##### Data for processing #####
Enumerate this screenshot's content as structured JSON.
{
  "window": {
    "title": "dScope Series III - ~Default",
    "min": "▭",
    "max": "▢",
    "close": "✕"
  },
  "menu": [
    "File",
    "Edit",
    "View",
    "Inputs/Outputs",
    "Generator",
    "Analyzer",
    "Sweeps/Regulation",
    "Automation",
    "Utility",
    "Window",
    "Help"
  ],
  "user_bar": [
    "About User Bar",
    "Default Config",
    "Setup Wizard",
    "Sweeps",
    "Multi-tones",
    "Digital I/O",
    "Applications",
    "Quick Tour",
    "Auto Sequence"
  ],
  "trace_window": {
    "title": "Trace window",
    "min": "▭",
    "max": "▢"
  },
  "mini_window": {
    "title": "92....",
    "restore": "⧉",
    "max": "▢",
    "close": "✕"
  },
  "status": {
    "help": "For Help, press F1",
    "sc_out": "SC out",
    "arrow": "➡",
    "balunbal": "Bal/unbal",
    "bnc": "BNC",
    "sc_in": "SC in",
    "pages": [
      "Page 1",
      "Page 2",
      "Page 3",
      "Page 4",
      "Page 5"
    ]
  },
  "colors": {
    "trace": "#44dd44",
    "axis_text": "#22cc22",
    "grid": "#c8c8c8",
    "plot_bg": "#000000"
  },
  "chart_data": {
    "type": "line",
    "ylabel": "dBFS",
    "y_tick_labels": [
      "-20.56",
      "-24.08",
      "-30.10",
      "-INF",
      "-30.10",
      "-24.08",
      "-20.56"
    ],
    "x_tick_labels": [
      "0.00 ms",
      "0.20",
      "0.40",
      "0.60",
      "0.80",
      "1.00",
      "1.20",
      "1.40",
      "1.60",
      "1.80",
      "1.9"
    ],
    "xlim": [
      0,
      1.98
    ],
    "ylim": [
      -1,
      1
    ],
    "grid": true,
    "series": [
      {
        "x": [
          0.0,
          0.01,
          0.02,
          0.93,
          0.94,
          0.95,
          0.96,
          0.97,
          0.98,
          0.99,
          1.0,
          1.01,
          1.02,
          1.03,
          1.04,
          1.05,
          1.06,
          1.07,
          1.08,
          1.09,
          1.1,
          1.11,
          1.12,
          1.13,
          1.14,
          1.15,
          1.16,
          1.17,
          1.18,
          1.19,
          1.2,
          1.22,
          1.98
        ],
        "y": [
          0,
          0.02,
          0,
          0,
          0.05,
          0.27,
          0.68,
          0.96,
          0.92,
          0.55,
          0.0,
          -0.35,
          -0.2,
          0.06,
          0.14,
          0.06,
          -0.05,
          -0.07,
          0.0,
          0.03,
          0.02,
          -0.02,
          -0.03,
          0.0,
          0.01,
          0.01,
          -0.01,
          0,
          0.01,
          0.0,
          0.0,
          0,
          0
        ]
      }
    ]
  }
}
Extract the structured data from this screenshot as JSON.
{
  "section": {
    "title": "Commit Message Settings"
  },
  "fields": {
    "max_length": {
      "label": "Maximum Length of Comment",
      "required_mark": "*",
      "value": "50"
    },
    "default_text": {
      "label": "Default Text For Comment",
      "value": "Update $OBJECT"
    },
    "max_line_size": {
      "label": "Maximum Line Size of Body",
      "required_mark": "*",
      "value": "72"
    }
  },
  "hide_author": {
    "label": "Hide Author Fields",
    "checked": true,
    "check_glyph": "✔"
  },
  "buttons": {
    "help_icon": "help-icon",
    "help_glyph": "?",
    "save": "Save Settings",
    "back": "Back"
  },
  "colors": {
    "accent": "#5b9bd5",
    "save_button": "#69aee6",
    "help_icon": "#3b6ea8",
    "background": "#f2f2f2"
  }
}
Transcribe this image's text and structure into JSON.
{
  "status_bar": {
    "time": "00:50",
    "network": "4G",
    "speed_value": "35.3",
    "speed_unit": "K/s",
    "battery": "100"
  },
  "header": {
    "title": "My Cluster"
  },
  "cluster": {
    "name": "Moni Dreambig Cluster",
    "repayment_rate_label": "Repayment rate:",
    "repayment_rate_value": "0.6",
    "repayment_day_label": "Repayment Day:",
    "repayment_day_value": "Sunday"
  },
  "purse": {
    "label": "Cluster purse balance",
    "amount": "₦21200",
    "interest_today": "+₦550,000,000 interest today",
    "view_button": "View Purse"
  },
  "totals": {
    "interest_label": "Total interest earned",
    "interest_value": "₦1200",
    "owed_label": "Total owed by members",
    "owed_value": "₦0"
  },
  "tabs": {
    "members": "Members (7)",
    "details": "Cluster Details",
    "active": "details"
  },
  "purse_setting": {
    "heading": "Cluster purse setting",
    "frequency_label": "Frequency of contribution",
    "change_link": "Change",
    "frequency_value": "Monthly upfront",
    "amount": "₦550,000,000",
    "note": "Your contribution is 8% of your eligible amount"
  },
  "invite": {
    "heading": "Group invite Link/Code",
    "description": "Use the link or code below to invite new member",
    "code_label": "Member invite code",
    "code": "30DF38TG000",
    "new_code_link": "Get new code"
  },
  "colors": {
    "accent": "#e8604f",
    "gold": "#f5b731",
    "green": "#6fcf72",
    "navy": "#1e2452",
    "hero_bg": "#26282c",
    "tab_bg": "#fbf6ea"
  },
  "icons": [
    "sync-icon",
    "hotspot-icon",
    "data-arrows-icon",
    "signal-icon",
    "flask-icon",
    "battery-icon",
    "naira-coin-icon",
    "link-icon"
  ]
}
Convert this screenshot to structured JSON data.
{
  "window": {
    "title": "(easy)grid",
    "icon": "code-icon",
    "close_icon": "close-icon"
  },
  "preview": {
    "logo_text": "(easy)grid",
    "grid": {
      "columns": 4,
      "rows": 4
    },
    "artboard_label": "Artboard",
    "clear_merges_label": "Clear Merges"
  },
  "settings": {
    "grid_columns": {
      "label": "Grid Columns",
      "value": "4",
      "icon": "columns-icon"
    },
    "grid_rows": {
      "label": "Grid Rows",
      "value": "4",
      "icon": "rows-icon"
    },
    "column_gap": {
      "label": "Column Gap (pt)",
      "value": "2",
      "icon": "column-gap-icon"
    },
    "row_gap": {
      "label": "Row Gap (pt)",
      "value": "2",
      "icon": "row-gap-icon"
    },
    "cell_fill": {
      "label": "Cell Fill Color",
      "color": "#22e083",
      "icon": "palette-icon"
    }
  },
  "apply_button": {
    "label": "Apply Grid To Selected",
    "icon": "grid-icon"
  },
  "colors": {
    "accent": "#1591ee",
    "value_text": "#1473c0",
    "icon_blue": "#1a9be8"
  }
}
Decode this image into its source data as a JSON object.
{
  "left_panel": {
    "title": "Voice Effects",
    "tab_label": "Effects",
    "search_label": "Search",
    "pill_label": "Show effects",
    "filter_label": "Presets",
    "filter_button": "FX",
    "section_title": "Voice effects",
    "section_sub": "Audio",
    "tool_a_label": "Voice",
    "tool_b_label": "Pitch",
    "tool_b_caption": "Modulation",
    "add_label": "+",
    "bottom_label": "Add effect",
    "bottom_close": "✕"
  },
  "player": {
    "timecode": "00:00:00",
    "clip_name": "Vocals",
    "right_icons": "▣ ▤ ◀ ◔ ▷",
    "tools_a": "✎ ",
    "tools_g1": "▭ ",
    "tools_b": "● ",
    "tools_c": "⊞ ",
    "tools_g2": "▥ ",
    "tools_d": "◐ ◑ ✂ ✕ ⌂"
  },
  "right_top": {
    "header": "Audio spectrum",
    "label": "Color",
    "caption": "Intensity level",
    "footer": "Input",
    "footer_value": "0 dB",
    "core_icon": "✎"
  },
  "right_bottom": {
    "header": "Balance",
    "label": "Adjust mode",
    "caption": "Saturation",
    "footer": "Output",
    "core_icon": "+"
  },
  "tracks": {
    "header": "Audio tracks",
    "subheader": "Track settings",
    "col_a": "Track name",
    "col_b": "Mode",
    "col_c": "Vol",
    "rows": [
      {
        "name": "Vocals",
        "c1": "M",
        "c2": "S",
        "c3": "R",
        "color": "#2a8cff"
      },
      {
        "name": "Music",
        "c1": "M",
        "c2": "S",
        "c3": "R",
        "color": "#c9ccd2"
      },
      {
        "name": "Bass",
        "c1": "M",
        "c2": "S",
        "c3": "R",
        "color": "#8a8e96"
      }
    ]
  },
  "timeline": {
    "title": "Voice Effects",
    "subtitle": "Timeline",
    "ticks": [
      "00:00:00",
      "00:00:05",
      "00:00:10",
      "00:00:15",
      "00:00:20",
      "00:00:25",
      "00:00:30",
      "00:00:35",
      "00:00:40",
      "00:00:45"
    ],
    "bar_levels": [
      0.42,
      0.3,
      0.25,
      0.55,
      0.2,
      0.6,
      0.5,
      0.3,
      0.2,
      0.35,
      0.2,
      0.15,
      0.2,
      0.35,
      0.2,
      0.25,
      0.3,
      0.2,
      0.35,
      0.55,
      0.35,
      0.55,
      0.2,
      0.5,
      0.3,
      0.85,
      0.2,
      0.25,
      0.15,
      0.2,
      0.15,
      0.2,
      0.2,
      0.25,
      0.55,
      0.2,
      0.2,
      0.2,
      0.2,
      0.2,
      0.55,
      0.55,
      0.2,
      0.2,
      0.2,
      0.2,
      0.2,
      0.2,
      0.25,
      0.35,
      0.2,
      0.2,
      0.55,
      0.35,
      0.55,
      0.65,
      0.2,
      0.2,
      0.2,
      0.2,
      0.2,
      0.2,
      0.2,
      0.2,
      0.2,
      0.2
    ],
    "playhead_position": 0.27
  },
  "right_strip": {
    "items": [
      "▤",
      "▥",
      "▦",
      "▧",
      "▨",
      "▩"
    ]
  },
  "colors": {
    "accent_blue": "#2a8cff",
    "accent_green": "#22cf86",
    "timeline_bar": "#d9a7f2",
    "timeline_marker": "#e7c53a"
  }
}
#####
- _Problem description_:
Return the number of lines that include the word "Maximum", and nothing else.

- _Solution to this exercise_:
2